[Layout annotation records]
++++++

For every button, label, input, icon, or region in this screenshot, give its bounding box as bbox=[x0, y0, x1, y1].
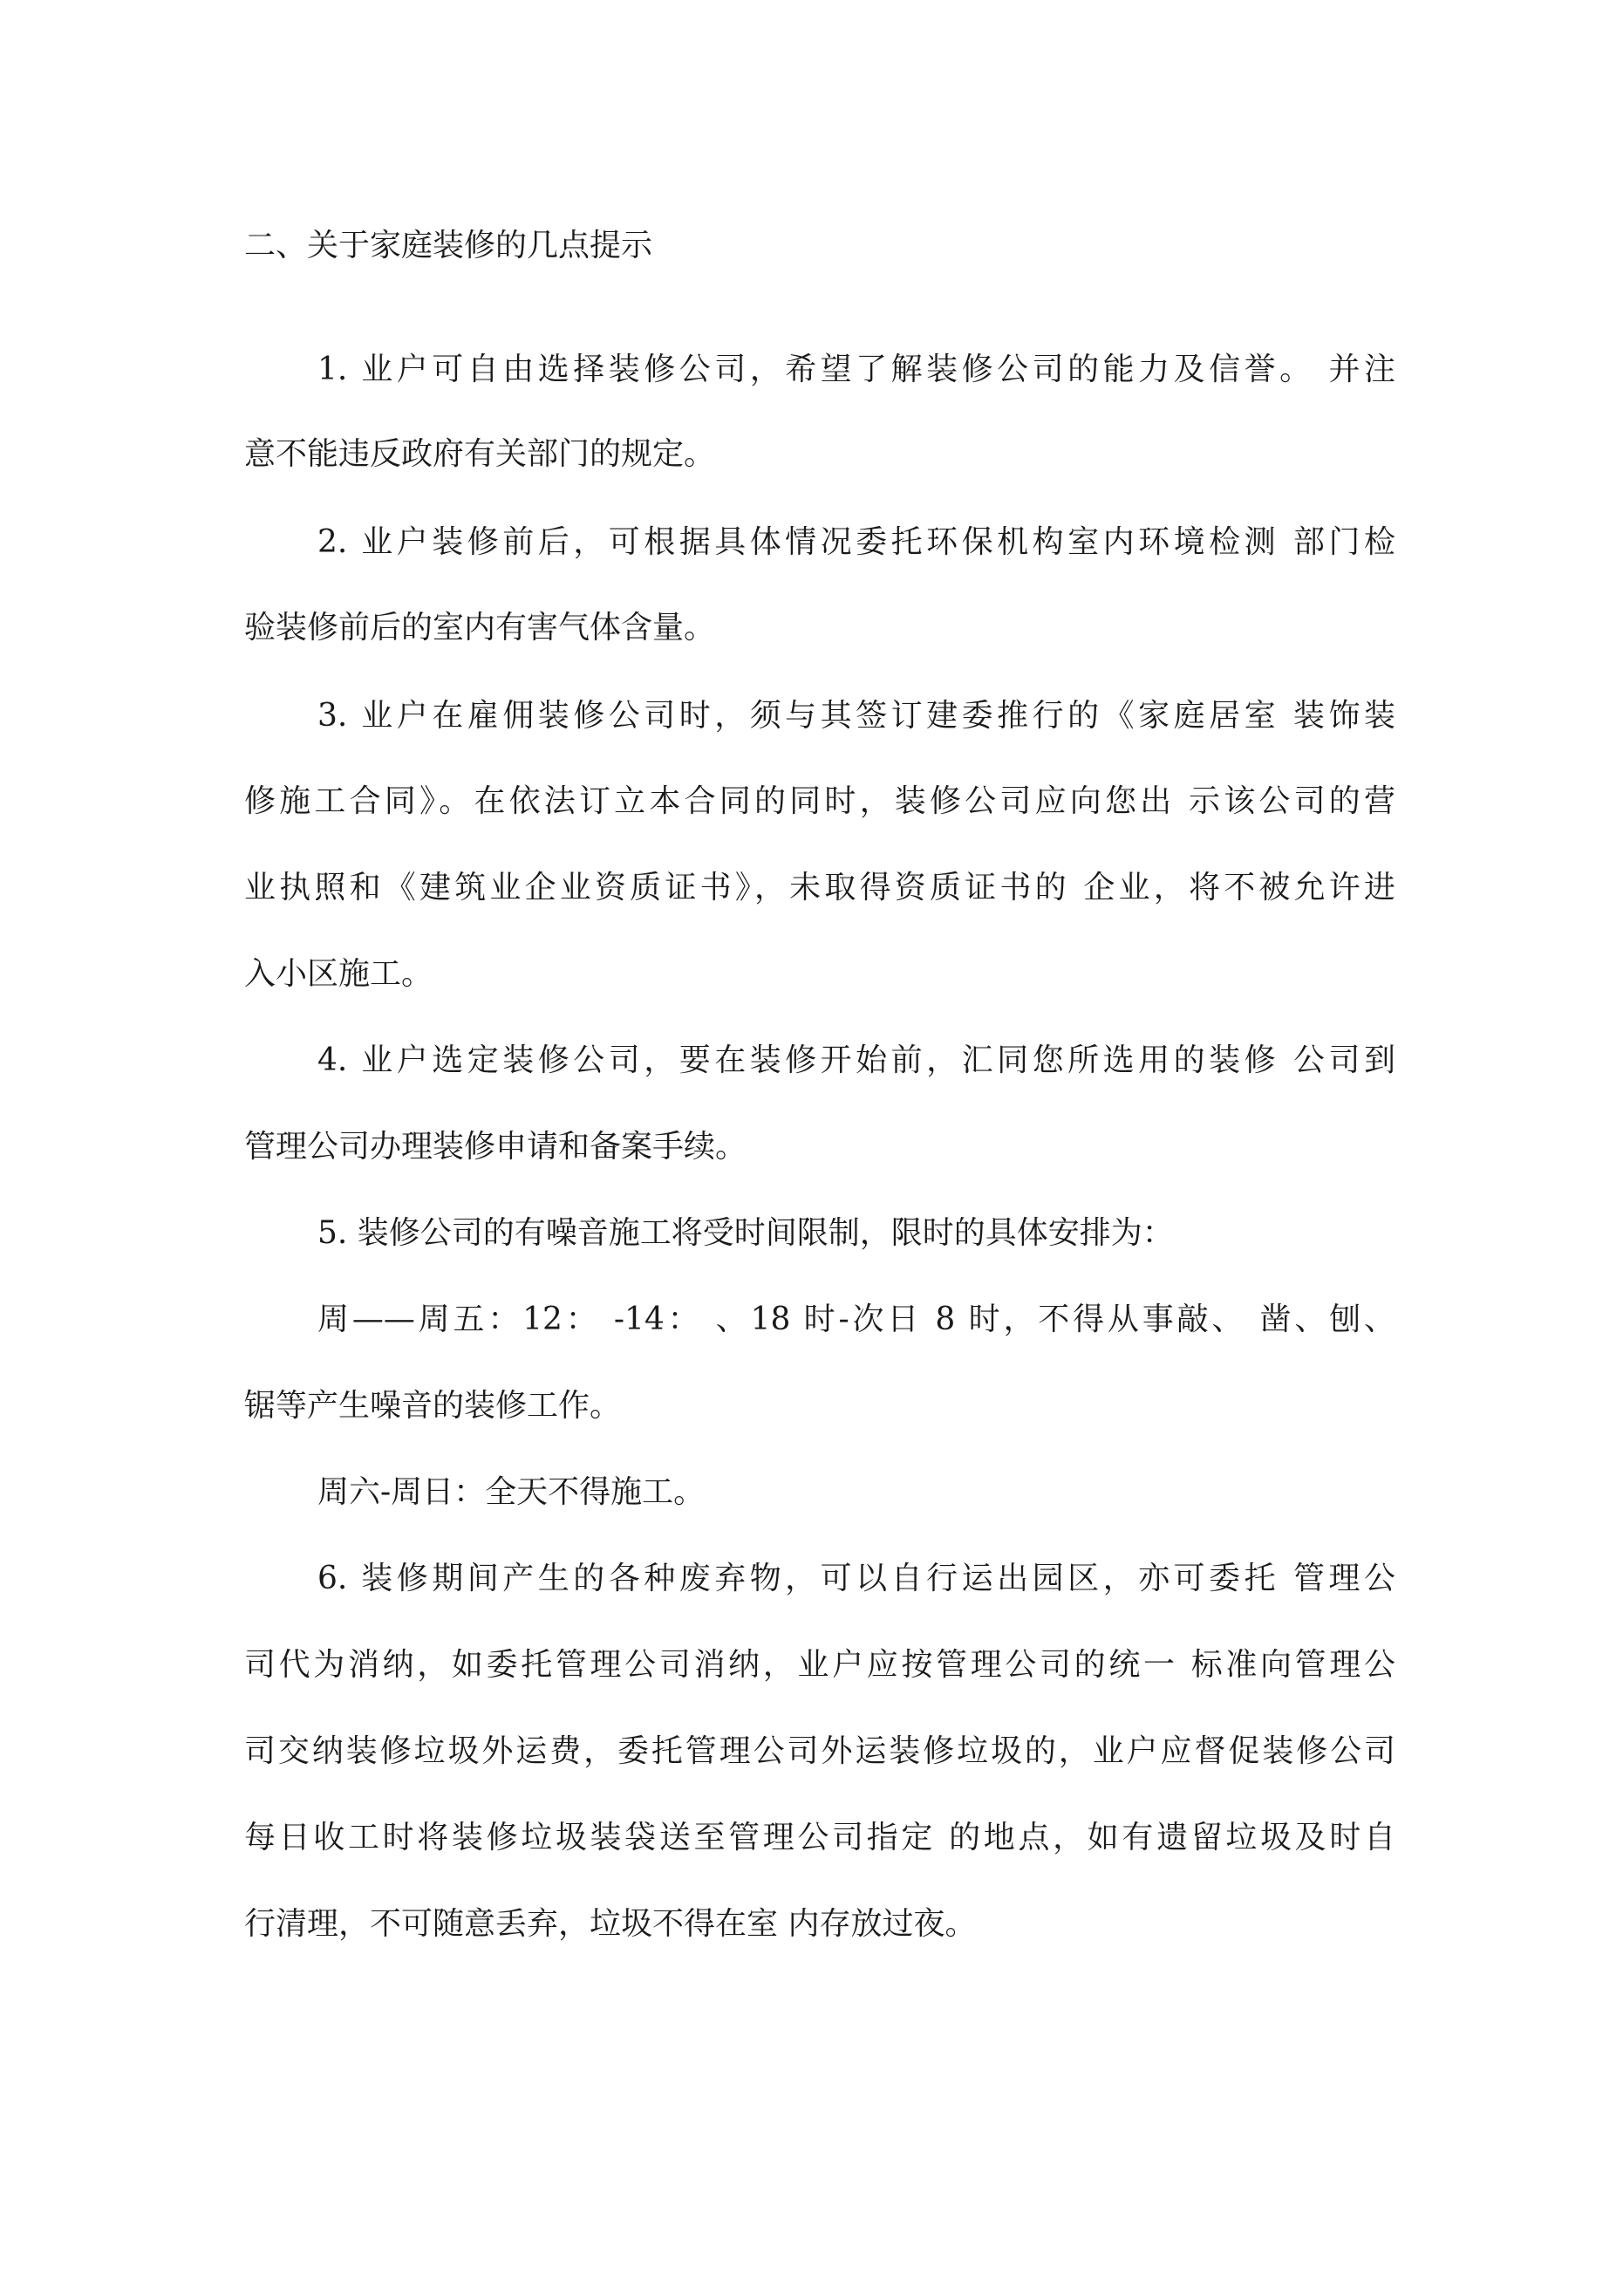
paragraph-5-schedule-weekday-cont: 锯等产生噪音的装修工作。 bbox=[244, 1388, 622, 1424]
paragraph-5-schedule-weekend: 周六-周日：全天不得施工。 bbox=[317, 1474, 706, 1510]
paragraph-5-line-1: 5. 装修公司的有噪音施工将受时间限制，限时的具体安排为： bbox=[317, 1215, 1174, 1251]
paragraph-6-line-2: 司代为消纳，如委托管理公司消纳，业户应按管理公司的统一 标准向管理公 bbox=[244, 1647, 1395, 1683]
paragraph-6-line-1: 6. 装修期间产生的各种废弃物，可以自行运出园区，亦可委托 管理公 bbox=[317, 1561, 1395, 1596]
paragraph-4-line-1: 4. 业户选定装修公司，要在装修开始前，汇同您所选用的装修 公司到 bbox=[317, 1042, 1395, 1078]
paragraph-3-line-4: 入小区施工。 bbox=[244, 956, 433, 992]
paragraph-6-line-4: 每日收工时将装修垃圾装袋送至管理公司指定 的地点，如有遗留垃圾及时自 bbox=[244, 1820, 1395, 1855]
paragraph-2-line-2: 验装修前后的室内有害气体含量。 bbox=[244, 610, 716, 646]
paragraph-6-line-5: 行清理，不可随意丢弃，垃圾不得在室 内存放过夜。 bbox=[244, 1906, 977, 1942]
paragraph-3-line-1: 3. 业户在雇佣装修公司时，须与其签订建委推行的《家庭居室 装饰装 bbox=[317, 698, 1395, 734]
paragraph-1-line-2: 意不能违反政府有关部门的规定。 bbox=[244, 436, 716, 472]
paragraph-4-line-2: 管理公司办理装修申请和备案手续。 bbox=[244, 1129, 747, 1165]
paragraph-3-line-3: 业执照和《建筑业企业资质证书》，未取得资质证书的 企业，将不被允许进 bbox=[244, 870, 1395, 905]
section-heading: 二、关于家庭装修的几点提示 bbox=[244, 228, 653, 263]
paragraph-6-line-3: 司交纳装修垃圾外运费，委托管理公司外运装修垃圾的，业户应督促装修公司 bbox=[244, 1733, 1395, 1769]
paragraph-5-schedule-weekday: 周——周五：12： -14： 、18 时-次日 8 时，不得从事敲、 凿、刨、 bbox=[317, 1302, 1395, 1337]
paragraph-1-line-1: 1. 业户可自由选择装修公司，希望了解装修公司的能力及信誉。 并注 bbox=[317, 352, 1395, 387]
paragraph-3-line-2: 修施工合同》。在依法订立本合同的同时，装修公司应向您出 示该公司的营 bbox=[244, 783, 1395, 819]
paragraph-2-line-1: 2. 业户装修前后，可根据具体情况委托环保机构室内环境检测 部门检 bbox=[317, 524, 1395, 560]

++++++

Revise the entries by replacing "screenshot" with "document page" and keep everything else the same. Leave the pictures out of your answer.

For every button, label, input, icon, or region in this document page, give its bounding box as bbox=[x0, y0, x1, y1].
paragraph-5-schedule-weekday-cont: 锯等产生噪音的装修工作。 bbox=[244, 1388, 622, 1424]
paragraph-5-schedule-weekend: 周六-周日：全天不得施工。 bbox=[317, 1474, 706, 1510]
paragraph-5-line-1: 5. 装修公司的有噪音施工将受时间限制，限时的具体安排为： bbox=[317, 1215, 1174, 1251]
paragraph-6-line-2: 司代为消纳，如委托管理公司消纳，业户应按管理公司的统一 标准向管理公 bbox=[244, 1647, 1395, 1683]
paragraph-6-line-1: 6. 装修期间产生的各种废弃物，可以自行运出园区，亦可委托 管理公 bbox=[317, 1561, 1395, 1596]
paragraph-4-line-1: 4. 业户选定装修公司，要在装修开始前，汇同您所选用的装修 公司到 bbox=[317, 1042, 1395, 1078]
paragraph-3-line-4: 入小区施工。 bbox=[244, 956, 433, 992]
paragraph-6-line-4: 每日收工时将装修垃圾装袋送至管理公司指定 的地点，如有遗留垃圾及时自 bbox=[244, 1820, 1395, 1855]
paragraph-2-line-2: 验装修前后的室内有害气体含量。 bbox=[244, 610, 716, 646]
paragraph-6-line-5: 行清理，不可随意丢弃，垃圾不得在室 内存放过夜。 bbox=[244, 1906, 977, 1942]
paragraph-3-line-1: 3. 业户在雇佣装修公司时，须与其签订建委推行的《家庭居室 装饰装 bbox=[317, 698, 1395, 734]
paragraph-1-line-2: 意不能违反政府有关部门的规定。 bbox=[244, 436, 716, 472]
paragraph-4-line-2: 管理公司办理装修申请和备案手续。 bbox=[244, 1129, 747, 1165]
paragraph-3-line-3: 业执照和《建筑业企业资质证书》，未取得资质证书的 企业，将不被允许进 bbox=[244, 870, 1395, 905]
section-heading: 二、关于家庭装修的几点提示 bbox=[244, 228, 653, 263]
paragraph-6-line-3: 司交纳装修垃圾外运费，委托管理公司外运装修垃圾的，业户应督促装修公司 bbox=[244, 1733, 1395, 1769]
paragraph-5-schedule-weekday: 周——周五：12： -14： 、18 时-次日 8 时，不得从事敲、 凿、刨、 bbox=[317, 1302, 1395, 1337]
paragraph-1-line-1: 1. 业户可自由选择装修公司，希望了解装修公司的能力及信誉。 并注 bbox=[317, 352, 1395, 387]
paragraph-3-line-2: 修施工合同》。在依法订立本合同的同时，装修公司应向您出 示该公司的营 bbox=[244, 783, 1395, 819]
paragraph-2-line-1: 2. 业户装修前后，可根据具体情况委托环保机构室内环境检测 部门检 bbox=[317, 524, 1395, 560]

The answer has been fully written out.